Dataset items:
==*==
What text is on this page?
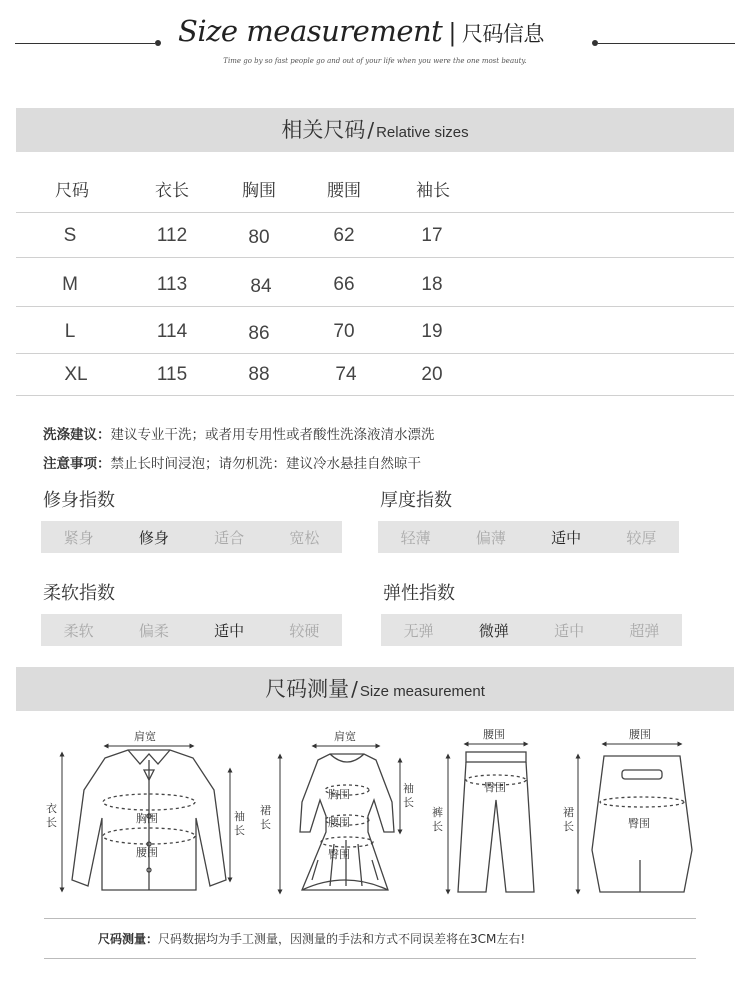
Size measurement | 尺码信息
Time go by so fast people go and out of your life when you were the one most beauty.
相关尺码 / Relative sizes
尺码	衣长	胸围	腰围	袖长
S	112	80	62	17
M	113	84	66	18
L	114	86	70	19
XL	115	88	74	20
洗涤建议：建议专业干洗；或者用专用性或者酸性洗涤液清水漂洗
注意事项：禁止长时间浸泡；请勿机洗：建议冷水悬挂自然晾干
修身指数
紧身	修身	适合	宽松
厚度指数
轻薄	偏薄	适中	较厚
柔软指数
柔软	偏柔	适中	较硬
弹性指数
无弹	微弹	适中	超弹
尺码测量 / Size measurement
肩宽
衣
长	袖
长
胸围
腰围
肩宽
裙
长
袖
长
胸围
腰围
臀围
腰围
臀围
裤
长
腰围
臀围
裙
长
尺码测量：尺码数据均为手工测量，因测量的手法和方式不同误差将在3CM左右!
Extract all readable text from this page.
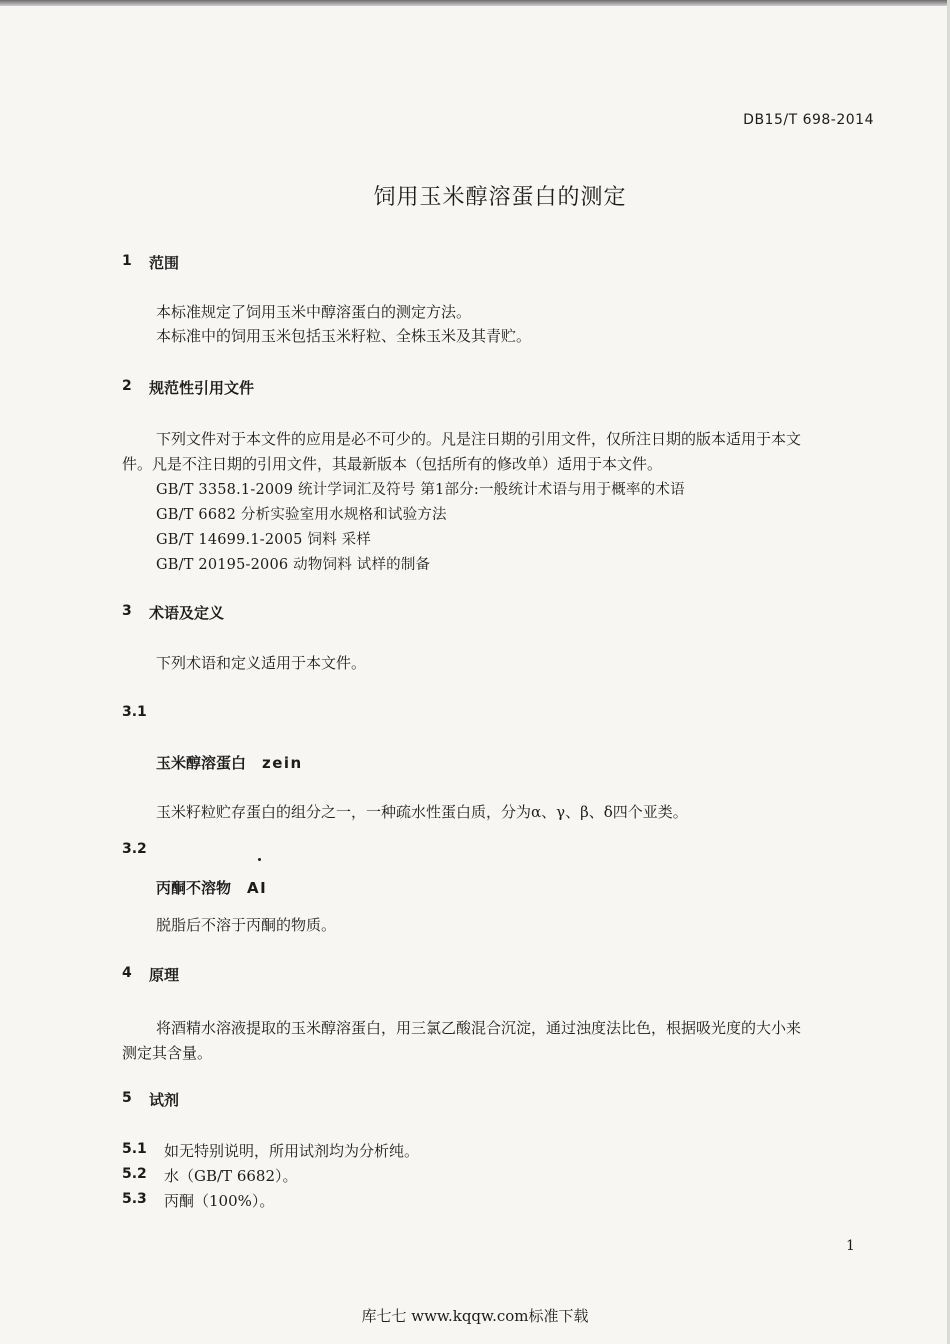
DB15/T 698-2014
饲用玉米醇溶蛋白的测定
1 范围
本标准规定了饲用玉米中醇溶蛋白的测定方法。
本标准中的饲用玉米包括玉米籽粒、全株玉米及其青贮。
2 规范性引用文件
下列文件对于本文件的应用是必不可少的。凡是注日期的引用文件，仅所注日期的版本适用于本文
件。凡是不注日期的引用文件，其最新版本（包括所有的修改单）适用于本文件。
GB/T 3358.1-2009 统计学词汇及符号 第1部分:一般统计术语与用于概率的术语
GB/T 6682 分析实验室用水规格和试验方法
GB/T 14699.1-2005 饲料 采样
GB/T 20195-2006 动物饲料 试样的制备
3 术语及定义
下列术语和定义适用于本文件。
3.1
玉米醇溶蛋白 zein
玉米籽粒贮存蛋白的组分之一，一种疏水性蛋白质，分为α、γ、β、δ四个亚类。
3.2
丙酮不溶物 AI
脱脂后不溶于丙酮的物质。
4 原理
将酒精水溶液提取的玉米醇溶蛋白，用三氯乙酸混合沉淀，通过浊度法比色，根据吸光度的大小来
测定其含量。
5 试剂
5.1 如无特别说明，所用试剂均为分析纯。
5.2 水（GB/T 6682）。
5.3 丙酮（100%）。
1
库七七 www.kqqw.com标准下载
==*==
Your objective.
Beginning with the line that contains "Extract all readable text from this page." in the data above, please copy each line exactly until the last line, both ends included, skipping any pictures.

In response.
Extract all readable text from this page.
DB15/T 698-2014
饲用玉米醇溶蛋白的测定
1 范围
本标准规定了饲用玉米中醇溶蛋白的测定方法。
本标准中的饲用玉米包括玉米籽粒、全株玉米及其青贮。
2 规范性引用文件
下列文件对于本文件的应用是必不可少的。凡是注日期的引用文件，仅所注日期的版本适用于本文
件。凡是不注日期的引用文件，其最新版本（包括所有的修改单）适用于本文件。
GB/T 3358.1-2009 统计学词汇及符号 第1部分:一般统计术语与用于概率的术语
GB/T 6682 分析实验室用水规格和试验方法
GB/T 14699.1-2005 饲料 采样
GB/T 20195-2006 动物饲料 试样的制备
3 术语及定义
下列术语和定义适用于本文件。
3.1
玉米醇溶蛋白 zein
玉米籽粒贮存蛋白的组分之一，一种疏水性蛋白质，分为α、γ、β、δ四个亚类。
3.2
丙酮不溶物 AI
脱脂后不溶于丙酮的物质。
4 原理
将酒精水溶液提取的玉米醇溶蛋白，用三氯乙酸混合沉淀，通过浊度法比色，根据吸光度的大小来
测定其含量。
5 试剂
5.1 如无特别说明，所用试剂均为分析纯。
5.2 水（GB/T 6682）。
5.3 丙酮（100%）。
1
库七七 www.kqqw.com标准下载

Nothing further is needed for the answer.